Take the line containing "Output a JSON" through the last line of the data and retype those lines exactly. Pictures do not belong in the copy.

Dataset entries:
───
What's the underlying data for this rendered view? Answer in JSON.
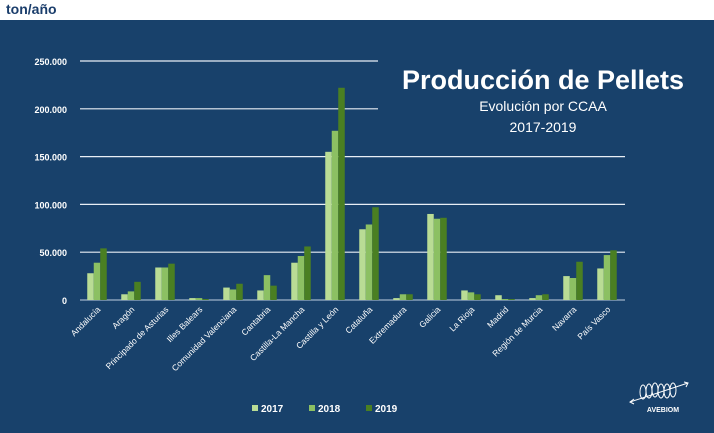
{
  "chart_data": {
    "type": "bar",
    "title": "Producción de Pellets",
    "subtitle": "Evolución por CCAA",
    "subtitle2": "2017-2019",
    "ylabel": "ton/año",
    "ylim": [
      0,
      250000
    ],
    "yticks": [
      "0",
      "50.000",
      "100.000",
      "150.000",
      "200.000",
      "250.000"
    ],
    "grid": true,
    "legend": "bottom",
    "categories": [
      "Andalucía",
      "Aragón",
      "Principado de Asturias",
      "Illes Balears",
      "Comunidad Valenciana",
      "Cantabria",
      "Castilla-La Mancha",
      "Castilla y León",
      "Cataluña",
      "Extremadura",
      "Galicia",
      "La Rioja",
      "Madrid",
      "Región de Murcia",
      "Navarra",
      "País Vasco"
    ],
    "series": [
      {
        "name": "2017",
        "color": "#b9dc95",
        "values": [
          28000,
          6000,
          34000,
          2000,
          13000,
          10000,
          39000,
          155000,
          74000,
          2000,
          90000,
          10000,
          5000,
          2000,
          25000,
          33000
        ]
      },
      {
        "name": "2018",
        "color": "#8cc063",
        "values": [
          39000,
          9000,
          34000,
          2000,
          11000,
          26000,
          46000,
          177000,
          79000,
          6000,
          85000,
          8000,
          1000,
          5000,
          23000,
          47000
        ]
      },
      {
        "name": "2019",
        "color": "#4a7f22",
        "values": [
          54000,
          19000,
          38000,
          1000,
          17000,
          15000,
          56000,
          222000,
          97000,
          6000,
          86000,
          6000,
          1000,
          6000,
          40000,
          52000
        ]
      }
    ]
  },
  "logo": {
    "text": "AVEBIOM",
    "icon": "pellet-coil-logo"
  },
  "background_color": "#18416b"
}
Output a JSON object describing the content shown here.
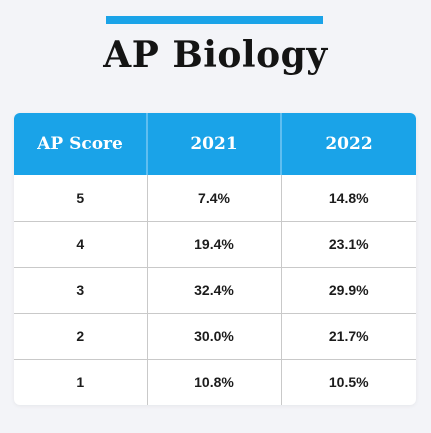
{
  "colors": {
    "accent": "#1aa3e8",
    "background": "#f3f4f8",
    "title_text": "#141414",
    "header_text": "#ffffff",
    "cell_text": "#1c1c1c",
    "grid": "#c9c9c9"
  },
  "title": "AP Biology",
  "chart_data": {
    "type": "table",
    "title": "AP Biology",
    "columns": [
      "AP Score",
      "2021",
      "2022"
    ],
    "rows": [
      [
        "5",
        "7.4%",
        "14.8%"
      ],
      [
        "4",
        "19.4%",
        "23.1%"
      ],
      [
        "3",
        "32.4%",
        "29.9%"
      ],
      [
        "2",
        "30.0%",
        "21.7%"
      ],
      [
        "1",
        "10.8%",
        "10.5%"
      ]
    ]
  }
}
───
## EXPECTED OUTPUT
Output a JSON object describing the content shown here.
{
  "colors": {
    "accent": "#1aa3e8",
    "background": "#f3f4f8",
    "title_text": "#141414",
    "header_text": "#ffffff",
    "cell_text": "#1c1c1c",
    "grid": "#c9c9c9"
  },
  "title": "AP Biology",
  "chart_data": {
    "type": "table",
    "title": "AP Biology",
    "columns": [
      "AP Score",
      "2021",
      "2022"
    ],
    "rows": [
      [
        "5",
        "7.4%",
        "14.8%"
      ],
      [
        "4",
        "19.4%",
        "23.1%"
      ],
      [
        "3",
        "32.4%",
        "29.9%"
      ],
      [
        "2",
        "30.0%",
        "21.7%"
      ],
      [
        "1",
        "10.8%",
        "10.5%"
      ]
    ]
  }
}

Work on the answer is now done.